▶ [Exercise task] Reproduce all entries precisely as they are written.
#####
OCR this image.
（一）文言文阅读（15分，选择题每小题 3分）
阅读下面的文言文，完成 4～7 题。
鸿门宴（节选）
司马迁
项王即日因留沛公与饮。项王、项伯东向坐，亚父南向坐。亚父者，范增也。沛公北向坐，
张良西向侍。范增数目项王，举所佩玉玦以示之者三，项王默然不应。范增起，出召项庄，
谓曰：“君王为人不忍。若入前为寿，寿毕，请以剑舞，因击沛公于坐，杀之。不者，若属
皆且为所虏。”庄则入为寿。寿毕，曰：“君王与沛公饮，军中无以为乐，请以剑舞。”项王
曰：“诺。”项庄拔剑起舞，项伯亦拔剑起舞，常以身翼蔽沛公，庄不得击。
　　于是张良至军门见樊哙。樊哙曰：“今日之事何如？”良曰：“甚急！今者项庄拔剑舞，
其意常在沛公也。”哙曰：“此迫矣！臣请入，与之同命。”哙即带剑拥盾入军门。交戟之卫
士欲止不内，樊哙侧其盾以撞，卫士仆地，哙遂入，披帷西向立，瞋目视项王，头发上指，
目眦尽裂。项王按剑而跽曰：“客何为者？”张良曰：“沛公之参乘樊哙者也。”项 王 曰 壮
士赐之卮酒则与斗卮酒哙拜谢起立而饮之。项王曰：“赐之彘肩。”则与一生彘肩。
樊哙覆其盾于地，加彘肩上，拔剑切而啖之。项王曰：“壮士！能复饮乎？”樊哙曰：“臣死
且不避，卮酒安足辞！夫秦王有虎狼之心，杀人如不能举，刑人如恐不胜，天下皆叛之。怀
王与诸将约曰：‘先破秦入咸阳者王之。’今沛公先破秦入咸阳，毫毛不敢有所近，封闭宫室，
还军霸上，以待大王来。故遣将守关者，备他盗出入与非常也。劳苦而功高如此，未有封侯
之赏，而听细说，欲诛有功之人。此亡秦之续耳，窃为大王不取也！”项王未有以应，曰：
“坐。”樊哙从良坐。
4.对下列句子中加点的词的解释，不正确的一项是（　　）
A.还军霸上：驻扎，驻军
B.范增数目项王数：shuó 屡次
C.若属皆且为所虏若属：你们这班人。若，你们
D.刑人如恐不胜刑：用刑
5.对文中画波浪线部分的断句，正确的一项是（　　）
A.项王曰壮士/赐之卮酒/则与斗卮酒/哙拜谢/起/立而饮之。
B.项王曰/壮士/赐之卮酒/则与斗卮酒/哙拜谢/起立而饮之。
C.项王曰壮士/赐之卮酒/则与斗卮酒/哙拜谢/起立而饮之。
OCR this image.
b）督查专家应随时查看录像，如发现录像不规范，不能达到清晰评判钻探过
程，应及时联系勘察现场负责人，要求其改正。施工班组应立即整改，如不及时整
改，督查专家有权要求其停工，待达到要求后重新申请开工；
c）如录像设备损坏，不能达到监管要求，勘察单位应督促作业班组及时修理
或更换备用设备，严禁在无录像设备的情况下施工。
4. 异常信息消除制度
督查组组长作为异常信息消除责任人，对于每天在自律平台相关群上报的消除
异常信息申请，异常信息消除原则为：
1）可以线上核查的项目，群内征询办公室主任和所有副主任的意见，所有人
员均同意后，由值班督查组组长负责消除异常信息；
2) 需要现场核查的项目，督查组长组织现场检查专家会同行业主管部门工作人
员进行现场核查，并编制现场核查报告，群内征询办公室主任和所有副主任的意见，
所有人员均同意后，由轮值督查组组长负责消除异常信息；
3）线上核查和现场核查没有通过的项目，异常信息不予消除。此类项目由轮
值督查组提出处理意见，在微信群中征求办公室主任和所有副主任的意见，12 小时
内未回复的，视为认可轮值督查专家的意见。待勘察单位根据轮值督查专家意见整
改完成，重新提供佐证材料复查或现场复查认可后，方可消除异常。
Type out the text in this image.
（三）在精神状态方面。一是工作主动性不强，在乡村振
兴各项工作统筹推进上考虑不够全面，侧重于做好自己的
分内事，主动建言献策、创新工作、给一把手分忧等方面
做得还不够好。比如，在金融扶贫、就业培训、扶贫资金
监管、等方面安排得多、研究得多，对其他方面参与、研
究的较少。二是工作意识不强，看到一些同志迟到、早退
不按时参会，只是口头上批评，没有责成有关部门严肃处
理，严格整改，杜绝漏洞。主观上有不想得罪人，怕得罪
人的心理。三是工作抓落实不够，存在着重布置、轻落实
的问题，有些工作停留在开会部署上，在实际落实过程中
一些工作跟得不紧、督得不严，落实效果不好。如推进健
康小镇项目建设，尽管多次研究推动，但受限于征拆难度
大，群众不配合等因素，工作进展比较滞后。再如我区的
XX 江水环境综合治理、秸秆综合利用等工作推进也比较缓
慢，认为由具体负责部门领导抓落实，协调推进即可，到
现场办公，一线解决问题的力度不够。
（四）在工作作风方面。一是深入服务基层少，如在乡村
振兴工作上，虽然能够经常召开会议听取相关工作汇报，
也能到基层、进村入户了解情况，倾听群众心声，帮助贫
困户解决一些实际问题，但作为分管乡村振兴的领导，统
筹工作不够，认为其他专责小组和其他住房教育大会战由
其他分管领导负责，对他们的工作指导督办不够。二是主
#####
▶ [Response below]
OCR this image.
（一）文言文阅读（15分，选择题每小题 3分）
阅读下面的文言文，完成 4～7 题。
鸿门宴（节选）
司马迁
项王即日因留沛公与饮。项王、项伯东向坐，亚父南向坐。亚父者，范增也。沛公北向坐，
张良西向侍。范增数目项王，举所佩玉玦以示之者三，项王默然不应。范增起，出召项庄，
谓曰：“君王为人不忍。若入前为寿，寿毕，请以剑舞，因击沛公于坐，杀之。不者，若属
皆且为所虏。”庄则入为寿。寿毕，曰：“君王与沛公饮，军中无以为乐，请以剑舞。”项王
曰：“诺。”项庄拔剑起舞，项伯亦拔剑起舞，常以身翼蔽沛公，庄不得击。
　　于是张良至军门见樊哙。樊哙曰：“今日之事何如？”良曰：“甚急！今者项庄拔剑舞，
其意常在沛公也。”哙曰：“此迫矣！臣请入，与之同命。”哙即带剑拥盾入军门。交戟之卫
士欲止不内，樊哙侧其盾以撞，卫士仆地，哙遂入，披帷西向立，瞋目视项王，头发上指，
目眦尽裂。项王按剑而跽曰：“客何为者？”张良曰：“沛公之参乘樊哙者也。”项 王 曰 壮
士赐之卮酒则与斗卮酒哙拜谢起立而饮之。项王曰：“赐之彘肩。”则与一生彘肩。
樊哙覆其盾于地，加彘肩上，拔剑切而啖之。项王曰：“壮士！能复饮乎？”樊哙曰：“臣死
且不避，卮酒安足辞！夫秦王有虎狼之心，杀人如不能举，刑人如恐不胜，天下皆叛之。怀
王与诸将约曰：‘先破秦入咸阳者王之。’今沛公先破秦入咸阳，毫毛不敢有所近，封闭宫室，
还军霸上，以待大王来。故遣将守关者，备他盗出入与非常也。劳苦而功高如此，未有封侯
之赏，而听细说，欲诛有功之人。此亡秦之续耳，窃为大王不取也！”项王未有以应，曰：
“坐。”樊哙从良坐。
4.对下列句子中加点的词的解释，不正确的一项是（　　）
A.还军霸上：驻扎，驻军
B.范增数目项王数：shuó 屡次
C.若属皆且为所虏若属：你们这班人。若，你们
D.刑人如恐不胜刑：用刑
5.对文中画波浪线部分的断句，正确的一项是（　　）
A.项王曰壮士/赐之卮酒/则与斗卮酒/哙拜谢/起/立而饮之。
B.项王曰/壮士/赐之卮酒/则与斗卮酒/哙拜谢/起立而饮之。
C.项王曰壮士/赐之卮酒/则与斗卮酒/哙拜谢/起立而饮之。
OCR this image.
b）督查专家应随时查看录像，如发现录像不规范，不能达到清晰评判钻探过
程，应及时联系勘察现场负责人，要求其改正。施工班组应立即整改，如不及时整
改，督查专家有权要求其停工，待达到要求后重新申请开工；
c）如录像设备损坏，不能达到监管要求，勘察单位应督促作业班组及时修理
或更换备用设备，严禁在无录像设备的情况下施工。
4. 异常信息消除制度
督查组组长作为异常信息消除责任人，对于每天在自律平台相关群上报的消除
异常信息申请，异常信息消除原则为：
1）可以线上核查的项目，群内征询办公室主任和所有副主任的意见，所有人
员均同意后，由值班督查组组长负责消除异常信息；
2) 需要现场核查的项目，督查组长组织现场检查专家会同行业主管部门工作人
员进行现场核查，并编制现场核查报告，群内征询办公室主任和所有副主任的意见，
所有人员均同意后，由轮值督查组组长负责消除异常信息；
3）线上核查和现场核查没有通过的项目，异常信息不予消除。此类项目由轮
值督查组提出处理意见，在微信群中征求办公室主任和所有副主任的意见，12 小时
内未回复的，视为认可轮值督查专家的意见。待勘察单位根据轮值督查专家意见整
改完成，重新提供佐证材料复查或现场复查认可后，方可消除异常。
Type out the text in this image.
（三）在精神状态方面。一是工作主动性不强，在乡村振
兴各项工作统筹推进上考虑不够全面，侧重于做好自己的
分内事，主动建言献策、创新工作、给一把手分忧等方面
做得还不够好。比如，在金融扶贫、就业培训、扶贫资金
监管、等方面安排得多、研究得多，对其他方面参与、研
究的较少。二是工作意识不强，看到一些同志迟到、早退
不按时参会，只是口头上批评，没有责成有关部门严肃处
理，严格整改，杜绝漏洞。主观上有不想得罪人，怕得罪
人的心理。三是工作抓落实不够，存在着重布置、轻落实
的问题，有些工作停留在开会部署上，在实际落实过程中
一些工作跟得不紧、督得不严，落实效果不好。如推进健
康小镇项目建设，尽管多次研究推动，但受限于征拆难度
大，群众不配合等因素，工作进展比较滞后。再如我区的
XX 江水环境综合治理、秸秆综合利用等工作推进也比较缓
慢，认为由具体负责部门领导抓落实，协调推进即可，到
现场办公，一线解决问题的力度不够。
（四）在工作作风方面。一是深入服务基层少，如在乡村
振兴工作上，虽然能够经常召开会议听取相关工作汇报，
也能到基层、进村入户了解情况，倾听群众心声，帮助贫
困户解决一些实际问题，但作为分管乡村振兴的领导，统
筹工作不够，认为其他专责小组和其他住房教育大会战由
其他分管领导负责，对他们的工作指导督办不够。二是主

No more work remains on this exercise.